Repeat each line exactly as it is written.

Stored entries:
--- --- ---
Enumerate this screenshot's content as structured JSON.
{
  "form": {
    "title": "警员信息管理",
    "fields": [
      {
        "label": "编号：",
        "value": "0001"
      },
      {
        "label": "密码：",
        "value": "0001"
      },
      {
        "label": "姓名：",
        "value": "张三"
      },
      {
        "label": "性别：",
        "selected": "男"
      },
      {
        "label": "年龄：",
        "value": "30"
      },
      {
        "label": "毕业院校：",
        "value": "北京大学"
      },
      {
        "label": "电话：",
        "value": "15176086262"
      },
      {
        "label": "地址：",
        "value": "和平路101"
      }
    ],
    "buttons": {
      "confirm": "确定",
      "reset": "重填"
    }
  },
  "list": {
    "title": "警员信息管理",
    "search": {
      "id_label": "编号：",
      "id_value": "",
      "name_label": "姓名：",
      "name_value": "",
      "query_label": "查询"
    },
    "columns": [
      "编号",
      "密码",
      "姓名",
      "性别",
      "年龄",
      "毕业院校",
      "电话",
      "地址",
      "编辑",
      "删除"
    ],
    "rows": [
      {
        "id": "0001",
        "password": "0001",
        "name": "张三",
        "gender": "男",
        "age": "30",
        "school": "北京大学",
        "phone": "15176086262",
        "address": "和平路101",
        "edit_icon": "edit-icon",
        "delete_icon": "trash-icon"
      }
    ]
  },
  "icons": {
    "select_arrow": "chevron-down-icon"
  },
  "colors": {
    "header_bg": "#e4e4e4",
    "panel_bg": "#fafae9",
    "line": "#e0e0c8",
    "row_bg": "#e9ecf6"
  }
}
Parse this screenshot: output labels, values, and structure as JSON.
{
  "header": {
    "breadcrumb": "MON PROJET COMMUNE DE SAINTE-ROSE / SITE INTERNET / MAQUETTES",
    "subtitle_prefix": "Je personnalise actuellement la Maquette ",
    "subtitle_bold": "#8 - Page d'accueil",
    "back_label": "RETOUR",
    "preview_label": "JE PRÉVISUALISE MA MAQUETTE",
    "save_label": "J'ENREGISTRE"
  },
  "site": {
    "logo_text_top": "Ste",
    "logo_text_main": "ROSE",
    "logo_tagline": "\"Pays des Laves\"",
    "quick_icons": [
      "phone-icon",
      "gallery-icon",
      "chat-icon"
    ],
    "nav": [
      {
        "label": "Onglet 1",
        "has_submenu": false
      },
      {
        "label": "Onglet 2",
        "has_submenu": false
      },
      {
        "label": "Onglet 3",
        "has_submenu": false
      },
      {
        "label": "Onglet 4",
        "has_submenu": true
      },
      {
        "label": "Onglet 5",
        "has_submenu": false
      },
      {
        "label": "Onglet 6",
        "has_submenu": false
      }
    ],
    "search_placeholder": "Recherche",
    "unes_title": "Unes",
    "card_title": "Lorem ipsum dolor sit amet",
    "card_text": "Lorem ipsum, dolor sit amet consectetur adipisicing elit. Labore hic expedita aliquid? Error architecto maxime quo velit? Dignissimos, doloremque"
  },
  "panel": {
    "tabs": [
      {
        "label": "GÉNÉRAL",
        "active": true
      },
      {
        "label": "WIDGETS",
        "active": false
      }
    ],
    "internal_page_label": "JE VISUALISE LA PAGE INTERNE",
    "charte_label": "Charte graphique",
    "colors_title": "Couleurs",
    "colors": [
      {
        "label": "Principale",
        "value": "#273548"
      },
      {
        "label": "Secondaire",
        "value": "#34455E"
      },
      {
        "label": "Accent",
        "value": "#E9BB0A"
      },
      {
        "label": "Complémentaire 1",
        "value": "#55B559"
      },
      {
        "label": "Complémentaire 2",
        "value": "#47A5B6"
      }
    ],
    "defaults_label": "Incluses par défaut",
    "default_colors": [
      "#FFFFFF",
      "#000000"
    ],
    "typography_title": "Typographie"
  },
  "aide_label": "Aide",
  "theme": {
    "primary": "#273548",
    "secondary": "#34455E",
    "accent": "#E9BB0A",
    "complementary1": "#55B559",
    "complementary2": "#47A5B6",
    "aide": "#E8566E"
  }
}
--- --- ---
Written solution ::
Enumerate this screenshot's content as structured JSON.
{
  "form": {
    "title": "警员信息管理",
    "fields": [
      {
        "label": "编号：",
        "value": "0001"
      },
      {
        "label": "密码：",
        "value": "0001"
      },
      {
        "label": "姓名：",
        "value": "张三"
      },
      {
        "label": "性别：",
        "selected": "男"
      },
      {
        "label": "年龄：",
        "value": "30"
      },
      {
        "label": "毕业院校：",
        "value": "北京大学"
      },
      {
        "label": "电话：",
        "value": "15176086262"
      },
      {
        "label": "地址：",
        "value": "和平路101"
      }
    ],
    "buttons": {
      "confirm": "确定",
      "reset": "重填"
    }
  },
  "list": {
    "title": "警员信息管理",
    "search": {
      "id_label": "编号：",
      "id_value": "",
      "name_label": "姓名：",
      "name_value": "",
      "query_label": "查询"
    },
    "columns": [
      "编号",
      "密码",
      "姓名",
      "性别",
      "年龄",
      "毕业院校",
      "电话",
      "地址",
      "编辑",
      "删除"
    ],
    "rows": [
      {
        "id": "0001",
        "password": "0001",
        "name": "张三",
        "gender": "男",
        "age": "30",
        "school": "北京大学",
        "phone": "15176086262",
        "address": "和平路101",
        "edit_icon": "edit-icon",
        "delete_icon": "trash-icon"
      }
    ]
  },
  "icons": {
    "select_arrow": "chevron-down-icon"
  },
  "colors": {
    "header_bg": "#e4e4e4",
    "panel_bg": "#fafae9",
    "line": "#e0e0c8",
    "row_bg": "#e9ecf6"
  }
}
Parse this screenshot: output labels, values, and structure as JSON.
{
  "header": {
    "breadcrumb": "MON PROJET COMMUNE DE SAINTE-ROSE / SITE INTERNET / MAQUETTES",
    "subtitle_prefix": "Je personnalise actuellement la Maquette ",
    "subtitle_bold": "#8 - Page d'accueil",
    "back_label": "RETOUR",
    "preview_label": "JE PRÉVISUALISE MA MAQUETTE",
    "save_label": "J'ENREGISTRE"
  },
  "site": {
    "logo_text_top": "Ste",
    "logo_text_main": "ROSE",
    "logo_tagline": "\"Pays des Laves\"",
    "quick_icons": [
      "phone-icon",
      "gallery-icon",
      "chat-icon"
    ],
    "nav": [
      {
        "label": "Onglet 1",
        "has_submenu": false
      },
      {
        "label": "Onglet 2",
        "has_submenu": false
      },
      {
        "label": "Onglet 3",
        "has_submenu": false
      },
      {
        "label": "Onglet 4",
        "has_submenu": true
      },
      {
        "label": "Onglet 5",
        "has_submenu": false
      },
      {
        "label": "Onglet 6",
        "has_submenu": false
      }
    ],
    "search_placeholder": "Recherche",
    "unes_title": "Unes",
    "card_title": "Lorem ipsum dolor sit amet",
    "card_text": "Lorem ipsum, dolor sit amet consectetur adipisicing elit. Labore hic expedita aliquid? Error architecto maxime quo velit? Dignissimos, doloremque"
  },
  "panel": {
    "tabs": [
      {
        "label": "GÉNÉRAL",
        "active": true
      },
      {
        "label": "WIDGETS",
        "active": false
      }
    ],
    "internal_page_label": "JE VISUALISE LA PAGE INTERNE",
    "charte_label": "Charte graphique",
    "colors_title": "Couleurs",
    "colors": [
      {
        "label": "Principale",
        "value": "#273548"
      },
      {
        "label": "Secondaire",
        "value": "#34455E"
      },
      {
        "label": "Accent",
        "value": "#E9BB0A"
      },
      {
        "label": "Complémentaire 1",
        "value": "#55B559"
      },
      {
        "label": "Complémentaire 2",
        "value": "#47A5B6"
      }
    ],
    "defaults_label": "Incluses par défaut",
    "default_colors": [
      "#FFFFFF",
      "#000000"
    ],
    "typography_title": "Typographie"
  },
  "aide_label": "Aide",
  "theme": {
    "primary": "#273548",
    "secondary": "#34455E",
    "accent": "#E9BB0A",
    "complementary1": "#55B559",
    "complementary2": "#47A5B6",
    "aide": "#E8566E"
  }
}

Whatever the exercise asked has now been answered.